Set problem –
Exactly repeat the material, dropping only the pictures.

--- START OF Exercise materials ---

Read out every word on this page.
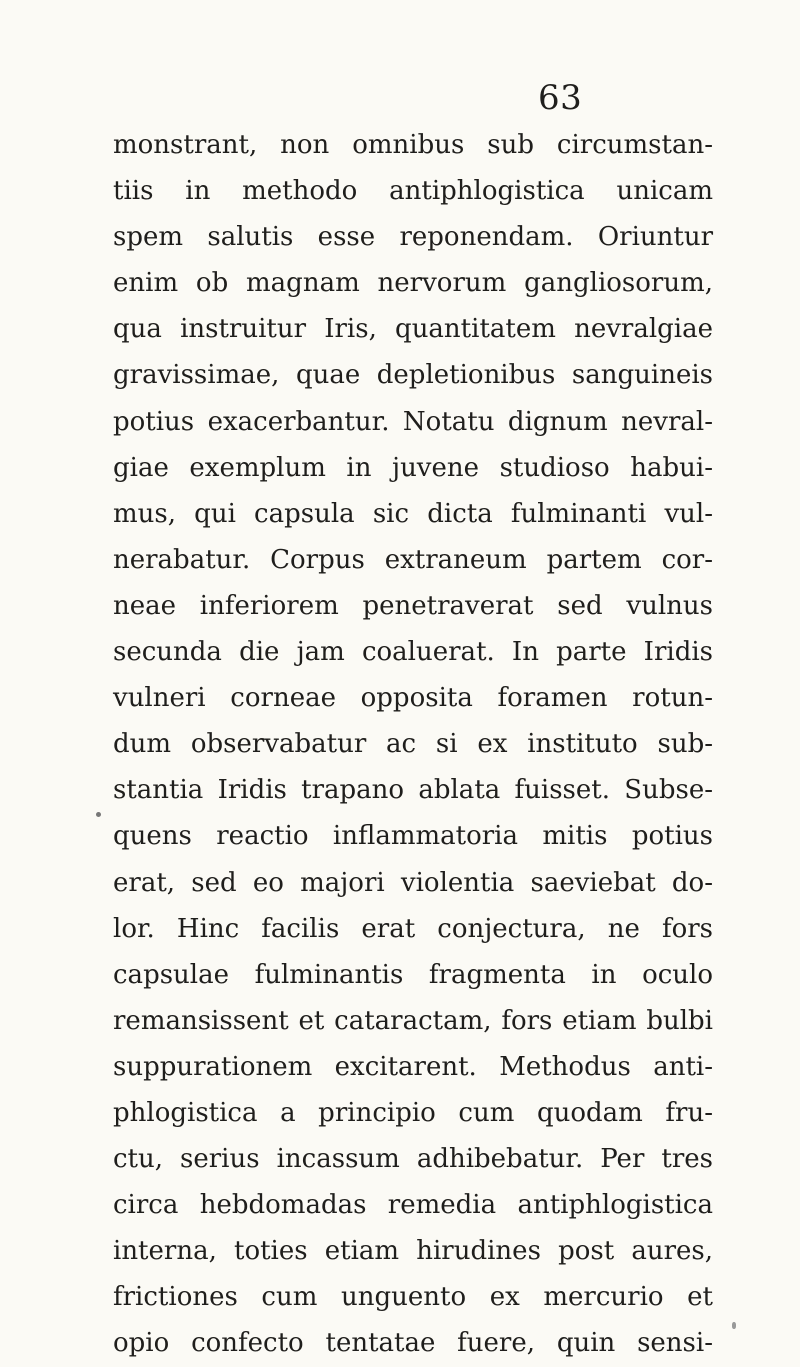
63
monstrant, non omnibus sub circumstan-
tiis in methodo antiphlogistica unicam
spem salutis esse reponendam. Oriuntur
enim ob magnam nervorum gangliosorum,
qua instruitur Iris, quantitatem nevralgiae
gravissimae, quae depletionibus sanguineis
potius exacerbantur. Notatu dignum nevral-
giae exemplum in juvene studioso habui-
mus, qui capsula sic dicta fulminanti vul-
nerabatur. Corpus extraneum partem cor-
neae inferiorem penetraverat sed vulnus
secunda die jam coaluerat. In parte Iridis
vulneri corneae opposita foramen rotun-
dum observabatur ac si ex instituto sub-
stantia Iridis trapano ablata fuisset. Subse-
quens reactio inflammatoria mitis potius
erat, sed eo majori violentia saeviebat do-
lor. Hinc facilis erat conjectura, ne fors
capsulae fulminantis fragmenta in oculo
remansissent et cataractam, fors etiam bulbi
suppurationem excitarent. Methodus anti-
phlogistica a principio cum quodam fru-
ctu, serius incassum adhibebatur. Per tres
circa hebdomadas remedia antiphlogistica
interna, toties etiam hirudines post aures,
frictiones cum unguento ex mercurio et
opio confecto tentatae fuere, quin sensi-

--- END OF Exercise materials ---

Complete response –
Read out every word on this page.
63
monstrant, non omnibus sub circumstan-
tiis in methodo antiphlogistica unicam
spem salutis esse reponendam. Oriuntur
enim ob magnam nervorum gangliosorum,
qua instruitur Iris, quantitatem nevralgiae
gravissimae, quae depletionibus sanguineis
potius exacerbantur. Notatu dignum nevral-
giae exemplum in juvene studioso habui-
mus, qui capsula sic dicta fulminanti vul-
nerabatur. Corpus extraneum partem cor-
neae inferiorem penetraverat sed vulnus
secunda die jam coaluerat. In parte Iridis
vulneri corneae opposita foramen rotun-
dum observabatur ac si ex instituto sub-
stantia Iridis trapano ablata fuisset. Subse-
quens reactio inflammatoria mitis potius
erat, sed eo majori violentia saeviebat do-
lor. Hinc facilis erat conjectura, ne fors
capsulae fulminantis fragmenta in oculo
remansissent et cataractam, fors etiam bulbi
suppurationem excitarent. Methodus anti-
phlogistica a principio cum quodam fru-
ctu, serius incassum adhibebatur. Per tres
circa hebdomadas remedia antiphlogistica
interna, toties etiam hirudines post aures,
frictiones cum unguento ex mercurio et
opio confecto tentatae fuere, quin sensi-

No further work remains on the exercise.